- [Exercise brief]: Extract the lines of the listing from its first line through the line containing "blender-icon: ◆ <box>193 171 201 182</box>", both included, and reproduce them word for word.

- [Given data]:
——

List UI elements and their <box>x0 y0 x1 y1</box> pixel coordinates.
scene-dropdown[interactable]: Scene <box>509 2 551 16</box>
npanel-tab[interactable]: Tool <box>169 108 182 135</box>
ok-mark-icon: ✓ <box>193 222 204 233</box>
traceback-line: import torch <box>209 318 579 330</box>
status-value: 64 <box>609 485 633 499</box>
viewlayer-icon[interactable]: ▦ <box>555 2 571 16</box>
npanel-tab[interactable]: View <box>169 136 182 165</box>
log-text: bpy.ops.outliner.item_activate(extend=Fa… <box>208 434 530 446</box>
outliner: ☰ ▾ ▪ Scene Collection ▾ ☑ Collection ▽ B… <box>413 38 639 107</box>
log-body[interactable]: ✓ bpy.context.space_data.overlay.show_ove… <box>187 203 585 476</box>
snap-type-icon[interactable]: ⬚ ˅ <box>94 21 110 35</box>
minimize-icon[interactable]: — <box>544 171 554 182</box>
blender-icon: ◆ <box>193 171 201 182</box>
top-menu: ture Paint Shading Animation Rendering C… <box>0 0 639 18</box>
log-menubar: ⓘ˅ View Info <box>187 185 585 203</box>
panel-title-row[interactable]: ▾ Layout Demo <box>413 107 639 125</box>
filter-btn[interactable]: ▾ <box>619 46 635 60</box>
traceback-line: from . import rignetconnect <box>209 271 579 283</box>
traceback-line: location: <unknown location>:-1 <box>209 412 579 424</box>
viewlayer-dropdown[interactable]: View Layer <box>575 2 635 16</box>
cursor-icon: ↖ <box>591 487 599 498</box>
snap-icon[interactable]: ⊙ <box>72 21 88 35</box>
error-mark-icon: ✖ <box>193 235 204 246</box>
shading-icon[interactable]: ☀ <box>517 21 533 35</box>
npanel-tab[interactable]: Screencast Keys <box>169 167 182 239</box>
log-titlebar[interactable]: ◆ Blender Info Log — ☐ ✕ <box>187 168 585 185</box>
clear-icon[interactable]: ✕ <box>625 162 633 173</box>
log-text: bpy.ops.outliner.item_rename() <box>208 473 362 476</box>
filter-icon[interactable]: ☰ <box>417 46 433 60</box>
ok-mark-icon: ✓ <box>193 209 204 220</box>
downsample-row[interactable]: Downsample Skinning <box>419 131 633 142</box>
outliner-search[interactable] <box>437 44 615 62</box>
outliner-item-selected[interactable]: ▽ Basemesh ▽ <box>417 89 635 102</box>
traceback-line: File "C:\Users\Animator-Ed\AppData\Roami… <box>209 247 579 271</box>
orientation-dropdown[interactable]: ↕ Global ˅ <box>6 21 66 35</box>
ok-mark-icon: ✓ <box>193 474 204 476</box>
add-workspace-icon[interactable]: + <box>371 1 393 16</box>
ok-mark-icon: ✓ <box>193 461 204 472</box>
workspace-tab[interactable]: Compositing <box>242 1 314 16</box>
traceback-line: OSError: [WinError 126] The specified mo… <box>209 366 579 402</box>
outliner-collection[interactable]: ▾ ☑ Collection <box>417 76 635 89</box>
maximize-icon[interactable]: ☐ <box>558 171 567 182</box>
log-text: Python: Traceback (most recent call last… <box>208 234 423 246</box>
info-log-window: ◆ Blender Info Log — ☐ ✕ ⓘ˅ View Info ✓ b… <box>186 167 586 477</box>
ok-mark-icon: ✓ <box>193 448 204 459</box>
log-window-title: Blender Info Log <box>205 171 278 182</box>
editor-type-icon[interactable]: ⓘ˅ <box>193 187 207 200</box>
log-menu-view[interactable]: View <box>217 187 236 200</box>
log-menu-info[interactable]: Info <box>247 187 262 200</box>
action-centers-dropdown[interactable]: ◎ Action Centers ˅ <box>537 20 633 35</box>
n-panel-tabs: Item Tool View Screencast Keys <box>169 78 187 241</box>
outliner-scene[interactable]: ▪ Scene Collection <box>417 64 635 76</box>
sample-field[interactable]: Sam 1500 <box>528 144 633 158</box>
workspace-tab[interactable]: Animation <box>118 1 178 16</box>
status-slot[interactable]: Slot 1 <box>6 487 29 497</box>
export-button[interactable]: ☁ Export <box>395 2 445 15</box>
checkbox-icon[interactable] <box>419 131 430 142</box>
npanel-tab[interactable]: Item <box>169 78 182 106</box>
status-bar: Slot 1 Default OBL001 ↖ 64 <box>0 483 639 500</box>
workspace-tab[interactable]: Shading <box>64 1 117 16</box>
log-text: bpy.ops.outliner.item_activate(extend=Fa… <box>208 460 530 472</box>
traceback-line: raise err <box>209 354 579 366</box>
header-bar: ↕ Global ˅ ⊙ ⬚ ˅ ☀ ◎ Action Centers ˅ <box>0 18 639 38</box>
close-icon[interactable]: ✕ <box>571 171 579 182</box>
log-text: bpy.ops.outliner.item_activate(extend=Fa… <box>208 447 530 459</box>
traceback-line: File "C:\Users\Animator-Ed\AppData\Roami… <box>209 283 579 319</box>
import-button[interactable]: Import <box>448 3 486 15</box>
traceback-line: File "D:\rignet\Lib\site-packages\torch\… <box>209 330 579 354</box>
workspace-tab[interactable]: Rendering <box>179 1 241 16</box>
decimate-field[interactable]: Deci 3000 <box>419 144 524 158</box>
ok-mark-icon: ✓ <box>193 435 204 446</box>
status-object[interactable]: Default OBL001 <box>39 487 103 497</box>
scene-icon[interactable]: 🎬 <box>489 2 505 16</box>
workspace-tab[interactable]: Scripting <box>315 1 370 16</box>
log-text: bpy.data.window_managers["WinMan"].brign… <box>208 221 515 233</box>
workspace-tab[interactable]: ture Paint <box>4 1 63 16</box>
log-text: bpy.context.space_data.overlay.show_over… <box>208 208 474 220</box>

——

- [Exercise response]:
List UI elements and their <box>x0 y0 x1 y1</box> pixel coordinates.
scene-dropdown[interactable]: Scene <box>509 2 551 16</box>
npanel-tab[interactable]: Tool <box>169 108 182 135</box>
ok-mark-icon: ✓ <box>193 222 204 233</box>
traceback-line: import torch <box>209 318 579 330</box>
status-value: 64 <box>609 485 633 499</box>
viewlayer-icon[interactable]: ▦ <box>555 2 571 16</box>
npanel-tab[interactable]: View <box>169 136 182 165</box>
log-text: bpy.ops.outliner.item_activate(extend=Fa… <box>208 434 530 446</box>
outliner: ☰ ▾ ▪ Scene Collection ▾ ☑ Collection ▽ B… <box>413 38 639 107</box>
log-body[interactable]: ✓ bpy.context.space_data.overlay.show_ove… <box>187 203 585 476</box>
snap-type-icon[interactable]: ⬚ ˅ <box>94 21 110 35</box>
minimize-icon[interactable]: — <box>544 171 554 182</box>
blender-icon: ◆ <box>193 171 201 182</box>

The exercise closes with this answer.